**SET EXERCISE**
Identify every line containing the word "point" and reproduce each one.

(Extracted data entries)
══════════

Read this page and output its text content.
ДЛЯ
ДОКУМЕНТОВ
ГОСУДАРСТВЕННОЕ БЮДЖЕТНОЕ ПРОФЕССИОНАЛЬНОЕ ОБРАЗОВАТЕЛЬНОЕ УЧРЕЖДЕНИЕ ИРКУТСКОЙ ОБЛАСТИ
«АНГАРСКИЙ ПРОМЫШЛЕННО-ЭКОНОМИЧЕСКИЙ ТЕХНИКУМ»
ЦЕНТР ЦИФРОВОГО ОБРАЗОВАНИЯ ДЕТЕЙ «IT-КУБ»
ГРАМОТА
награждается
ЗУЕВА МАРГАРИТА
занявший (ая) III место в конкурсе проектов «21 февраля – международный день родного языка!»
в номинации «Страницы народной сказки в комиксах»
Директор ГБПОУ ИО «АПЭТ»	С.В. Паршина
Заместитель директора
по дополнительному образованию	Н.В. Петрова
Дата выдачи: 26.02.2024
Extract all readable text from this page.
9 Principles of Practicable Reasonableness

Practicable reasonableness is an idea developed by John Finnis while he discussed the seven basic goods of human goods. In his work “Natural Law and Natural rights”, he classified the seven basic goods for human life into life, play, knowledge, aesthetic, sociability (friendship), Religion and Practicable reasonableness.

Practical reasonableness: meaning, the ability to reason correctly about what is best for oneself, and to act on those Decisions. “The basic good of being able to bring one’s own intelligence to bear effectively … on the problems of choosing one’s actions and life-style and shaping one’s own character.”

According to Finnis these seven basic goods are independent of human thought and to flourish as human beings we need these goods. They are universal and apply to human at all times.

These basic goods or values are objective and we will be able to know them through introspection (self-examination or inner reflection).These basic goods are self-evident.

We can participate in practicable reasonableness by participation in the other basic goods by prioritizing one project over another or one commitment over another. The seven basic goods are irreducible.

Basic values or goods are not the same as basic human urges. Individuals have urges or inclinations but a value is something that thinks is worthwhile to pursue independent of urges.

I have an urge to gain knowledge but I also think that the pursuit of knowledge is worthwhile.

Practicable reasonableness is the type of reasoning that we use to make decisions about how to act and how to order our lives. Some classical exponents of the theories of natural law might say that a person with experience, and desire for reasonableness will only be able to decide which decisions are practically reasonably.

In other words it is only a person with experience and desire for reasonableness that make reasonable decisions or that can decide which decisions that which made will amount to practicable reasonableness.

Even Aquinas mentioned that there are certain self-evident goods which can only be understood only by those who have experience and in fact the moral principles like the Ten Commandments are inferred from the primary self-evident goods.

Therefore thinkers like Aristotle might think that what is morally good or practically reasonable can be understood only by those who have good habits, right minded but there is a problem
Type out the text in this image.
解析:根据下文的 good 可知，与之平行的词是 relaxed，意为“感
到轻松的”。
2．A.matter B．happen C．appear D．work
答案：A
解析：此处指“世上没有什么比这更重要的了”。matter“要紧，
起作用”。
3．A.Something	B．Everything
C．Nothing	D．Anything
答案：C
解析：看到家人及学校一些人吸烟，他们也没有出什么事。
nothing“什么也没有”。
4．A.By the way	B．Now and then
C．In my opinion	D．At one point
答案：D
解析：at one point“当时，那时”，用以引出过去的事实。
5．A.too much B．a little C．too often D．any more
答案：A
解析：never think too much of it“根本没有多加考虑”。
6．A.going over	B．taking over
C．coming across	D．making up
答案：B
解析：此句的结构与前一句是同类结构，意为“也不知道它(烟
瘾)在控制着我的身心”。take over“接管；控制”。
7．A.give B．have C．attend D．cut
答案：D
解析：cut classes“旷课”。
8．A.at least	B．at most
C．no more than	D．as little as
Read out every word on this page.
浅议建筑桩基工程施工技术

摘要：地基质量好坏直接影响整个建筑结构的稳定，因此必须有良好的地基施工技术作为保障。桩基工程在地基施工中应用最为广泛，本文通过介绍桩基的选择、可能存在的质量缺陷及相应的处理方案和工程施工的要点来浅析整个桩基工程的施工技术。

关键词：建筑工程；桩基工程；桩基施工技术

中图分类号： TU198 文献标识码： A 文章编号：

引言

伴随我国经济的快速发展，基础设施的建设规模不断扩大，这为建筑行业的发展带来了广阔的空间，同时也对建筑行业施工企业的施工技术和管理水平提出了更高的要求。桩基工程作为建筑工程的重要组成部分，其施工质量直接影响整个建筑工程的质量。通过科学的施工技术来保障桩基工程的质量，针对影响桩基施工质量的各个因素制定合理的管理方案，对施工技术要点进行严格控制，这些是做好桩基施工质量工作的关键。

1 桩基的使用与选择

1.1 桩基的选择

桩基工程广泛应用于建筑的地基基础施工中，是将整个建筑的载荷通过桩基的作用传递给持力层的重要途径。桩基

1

══════════

**IN RESPONSE**
C．In my opinion	D．At one point
解析：at one point“当时，那时”，用以引出过去的事实。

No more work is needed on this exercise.